Required task → Report each line of the data that has "Extract" somewhere in it.

- - - - -

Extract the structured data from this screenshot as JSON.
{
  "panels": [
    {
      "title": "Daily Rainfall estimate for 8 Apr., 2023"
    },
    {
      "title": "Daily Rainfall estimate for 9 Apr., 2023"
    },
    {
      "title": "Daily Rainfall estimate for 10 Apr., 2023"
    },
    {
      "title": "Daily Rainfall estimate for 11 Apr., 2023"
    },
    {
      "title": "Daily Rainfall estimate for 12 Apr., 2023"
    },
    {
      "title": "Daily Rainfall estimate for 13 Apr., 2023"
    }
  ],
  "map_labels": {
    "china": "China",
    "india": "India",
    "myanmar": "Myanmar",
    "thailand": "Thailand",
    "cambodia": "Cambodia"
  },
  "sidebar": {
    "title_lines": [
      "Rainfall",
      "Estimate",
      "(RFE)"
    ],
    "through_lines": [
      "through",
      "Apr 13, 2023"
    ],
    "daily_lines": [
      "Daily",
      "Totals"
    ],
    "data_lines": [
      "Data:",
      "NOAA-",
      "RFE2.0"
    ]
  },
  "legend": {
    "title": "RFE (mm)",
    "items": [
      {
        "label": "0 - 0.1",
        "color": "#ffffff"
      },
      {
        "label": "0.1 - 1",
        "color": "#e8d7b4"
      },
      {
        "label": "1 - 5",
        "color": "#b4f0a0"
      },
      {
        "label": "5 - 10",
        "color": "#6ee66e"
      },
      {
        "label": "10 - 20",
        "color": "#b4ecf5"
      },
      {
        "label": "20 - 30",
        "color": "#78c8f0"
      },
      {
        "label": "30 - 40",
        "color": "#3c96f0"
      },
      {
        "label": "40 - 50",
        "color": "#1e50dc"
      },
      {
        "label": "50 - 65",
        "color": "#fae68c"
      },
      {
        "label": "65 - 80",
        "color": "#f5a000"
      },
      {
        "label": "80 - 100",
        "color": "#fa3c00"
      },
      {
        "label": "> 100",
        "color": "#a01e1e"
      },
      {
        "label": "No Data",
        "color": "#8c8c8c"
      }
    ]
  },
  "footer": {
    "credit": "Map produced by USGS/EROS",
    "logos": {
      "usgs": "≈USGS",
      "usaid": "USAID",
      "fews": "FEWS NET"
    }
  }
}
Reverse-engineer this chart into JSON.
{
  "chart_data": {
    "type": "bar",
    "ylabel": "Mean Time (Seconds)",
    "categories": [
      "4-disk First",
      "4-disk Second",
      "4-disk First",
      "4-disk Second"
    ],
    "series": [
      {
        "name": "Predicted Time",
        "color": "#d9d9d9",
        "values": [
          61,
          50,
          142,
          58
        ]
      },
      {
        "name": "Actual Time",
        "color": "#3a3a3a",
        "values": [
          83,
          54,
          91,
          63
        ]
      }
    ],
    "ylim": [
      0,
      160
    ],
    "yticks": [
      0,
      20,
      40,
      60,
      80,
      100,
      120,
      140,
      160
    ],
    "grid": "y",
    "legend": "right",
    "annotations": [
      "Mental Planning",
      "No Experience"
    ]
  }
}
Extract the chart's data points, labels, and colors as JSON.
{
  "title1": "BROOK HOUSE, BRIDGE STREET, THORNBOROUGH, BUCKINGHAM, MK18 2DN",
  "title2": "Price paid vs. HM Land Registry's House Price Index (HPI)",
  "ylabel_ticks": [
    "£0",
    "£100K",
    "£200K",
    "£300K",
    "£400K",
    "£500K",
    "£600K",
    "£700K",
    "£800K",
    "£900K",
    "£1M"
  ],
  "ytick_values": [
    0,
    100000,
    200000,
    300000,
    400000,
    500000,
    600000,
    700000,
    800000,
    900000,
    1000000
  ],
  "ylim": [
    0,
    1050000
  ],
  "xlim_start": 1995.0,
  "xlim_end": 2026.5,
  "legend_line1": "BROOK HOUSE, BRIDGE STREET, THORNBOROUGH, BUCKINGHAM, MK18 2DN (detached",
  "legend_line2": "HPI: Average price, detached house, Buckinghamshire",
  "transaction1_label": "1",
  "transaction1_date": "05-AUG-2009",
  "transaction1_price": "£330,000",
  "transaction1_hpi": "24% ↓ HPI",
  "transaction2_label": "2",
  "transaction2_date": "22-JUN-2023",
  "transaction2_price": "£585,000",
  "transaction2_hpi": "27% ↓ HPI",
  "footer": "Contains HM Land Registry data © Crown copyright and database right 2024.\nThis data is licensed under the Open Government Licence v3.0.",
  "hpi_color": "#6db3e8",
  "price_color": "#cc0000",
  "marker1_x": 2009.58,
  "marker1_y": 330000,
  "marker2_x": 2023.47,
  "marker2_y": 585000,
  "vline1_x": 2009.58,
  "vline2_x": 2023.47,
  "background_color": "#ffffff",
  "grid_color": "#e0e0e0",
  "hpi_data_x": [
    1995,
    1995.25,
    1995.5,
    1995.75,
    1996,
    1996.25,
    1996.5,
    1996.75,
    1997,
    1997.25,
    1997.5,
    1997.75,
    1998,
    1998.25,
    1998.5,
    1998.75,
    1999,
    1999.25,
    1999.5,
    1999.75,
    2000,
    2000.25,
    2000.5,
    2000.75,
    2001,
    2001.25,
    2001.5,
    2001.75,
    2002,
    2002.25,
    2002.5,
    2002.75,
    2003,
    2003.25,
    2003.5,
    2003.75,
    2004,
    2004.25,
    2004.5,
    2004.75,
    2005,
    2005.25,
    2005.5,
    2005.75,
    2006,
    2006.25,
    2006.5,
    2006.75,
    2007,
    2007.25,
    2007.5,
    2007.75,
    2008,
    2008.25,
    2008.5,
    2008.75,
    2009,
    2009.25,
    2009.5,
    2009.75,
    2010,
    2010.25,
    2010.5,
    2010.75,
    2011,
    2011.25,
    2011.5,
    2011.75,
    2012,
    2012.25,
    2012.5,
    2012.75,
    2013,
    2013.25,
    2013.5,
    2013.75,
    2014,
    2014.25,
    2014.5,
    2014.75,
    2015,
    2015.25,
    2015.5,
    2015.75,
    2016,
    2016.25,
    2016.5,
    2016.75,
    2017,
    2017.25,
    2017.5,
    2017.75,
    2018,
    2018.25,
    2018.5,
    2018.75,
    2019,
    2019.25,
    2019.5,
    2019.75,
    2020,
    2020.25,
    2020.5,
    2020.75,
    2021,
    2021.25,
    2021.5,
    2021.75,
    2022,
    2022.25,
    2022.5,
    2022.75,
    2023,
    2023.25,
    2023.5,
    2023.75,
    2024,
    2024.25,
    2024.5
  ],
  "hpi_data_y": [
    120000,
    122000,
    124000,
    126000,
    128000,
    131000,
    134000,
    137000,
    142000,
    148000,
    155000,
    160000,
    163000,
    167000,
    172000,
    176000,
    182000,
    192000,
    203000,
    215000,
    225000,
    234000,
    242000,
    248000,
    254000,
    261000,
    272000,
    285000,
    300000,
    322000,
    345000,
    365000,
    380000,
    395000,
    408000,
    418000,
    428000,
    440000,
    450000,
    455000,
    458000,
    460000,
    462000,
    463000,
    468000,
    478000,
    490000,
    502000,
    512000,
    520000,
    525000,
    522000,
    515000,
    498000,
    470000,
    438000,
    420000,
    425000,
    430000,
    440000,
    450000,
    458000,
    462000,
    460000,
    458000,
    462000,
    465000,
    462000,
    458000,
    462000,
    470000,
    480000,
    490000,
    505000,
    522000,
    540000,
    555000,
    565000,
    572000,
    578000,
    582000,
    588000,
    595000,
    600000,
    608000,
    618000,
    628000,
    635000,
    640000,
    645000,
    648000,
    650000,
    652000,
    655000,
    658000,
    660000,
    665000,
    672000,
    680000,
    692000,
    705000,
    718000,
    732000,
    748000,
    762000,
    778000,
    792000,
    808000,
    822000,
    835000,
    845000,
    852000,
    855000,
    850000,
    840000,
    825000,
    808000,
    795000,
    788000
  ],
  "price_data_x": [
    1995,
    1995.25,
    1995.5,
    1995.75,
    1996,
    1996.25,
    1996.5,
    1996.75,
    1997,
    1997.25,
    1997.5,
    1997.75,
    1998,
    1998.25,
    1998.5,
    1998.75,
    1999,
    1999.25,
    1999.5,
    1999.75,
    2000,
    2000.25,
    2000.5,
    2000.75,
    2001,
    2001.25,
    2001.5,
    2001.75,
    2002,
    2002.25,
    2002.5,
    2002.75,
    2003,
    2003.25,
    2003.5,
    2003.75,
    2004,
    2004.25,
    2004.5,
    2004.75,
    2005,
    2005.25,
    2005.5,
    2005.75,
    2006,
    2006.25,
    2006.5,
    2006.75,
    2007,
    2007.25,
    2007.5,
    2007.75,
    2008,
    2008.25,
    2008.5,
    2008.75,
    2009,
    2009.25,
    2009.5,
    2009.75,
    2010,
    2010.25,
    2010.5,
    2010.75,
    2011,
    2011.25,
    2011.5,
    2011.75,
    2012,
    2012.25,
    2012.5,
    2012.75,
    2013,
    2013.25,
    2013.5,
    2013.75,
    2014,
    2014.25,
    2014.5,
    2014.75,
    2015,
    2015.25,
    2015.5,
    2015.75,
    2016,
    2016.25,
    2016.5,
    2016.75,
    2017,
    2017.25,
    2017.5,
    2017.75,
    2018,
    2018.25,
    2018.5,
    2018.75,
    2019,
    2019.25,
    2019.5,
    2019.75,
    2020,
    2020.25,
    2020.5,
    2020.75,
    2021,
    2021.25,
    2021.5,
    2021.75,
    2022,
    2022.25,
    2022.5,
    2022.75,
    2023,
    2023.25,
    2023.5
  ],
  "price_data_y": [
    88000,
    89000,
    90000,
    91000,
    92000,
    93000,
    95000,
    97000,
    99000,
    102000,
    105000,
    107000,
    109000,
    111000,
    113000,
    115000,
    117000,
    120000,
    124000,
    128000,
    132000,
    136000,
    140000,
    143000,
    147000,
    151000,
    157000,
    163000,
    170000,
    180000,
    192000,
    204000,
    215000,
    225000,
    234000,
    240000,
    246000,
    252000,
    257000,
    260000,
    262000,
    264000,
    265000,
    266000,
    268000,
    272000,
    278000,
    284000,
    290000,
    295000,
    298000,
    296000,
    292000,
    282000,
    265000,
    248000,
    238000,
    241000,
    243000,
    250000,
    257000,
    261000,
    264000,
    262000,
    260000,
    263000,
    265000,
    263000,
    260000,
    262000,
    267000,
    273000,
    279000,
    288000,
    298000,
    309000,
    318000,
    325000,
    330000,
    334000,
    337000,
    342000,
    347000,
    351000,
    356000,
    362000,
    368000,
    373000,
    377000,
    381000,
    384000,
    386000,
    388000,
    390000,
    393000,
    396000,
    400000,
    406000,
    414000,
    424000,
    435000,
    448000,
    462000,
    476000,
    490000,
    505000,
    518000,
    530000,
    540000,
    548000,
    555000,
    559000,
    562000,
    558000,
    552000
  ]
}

- - - - -

Solved problem →
Extract the structured data from this screenshot as JSON.
Extract the chart's data points, labels, and colors as JSON.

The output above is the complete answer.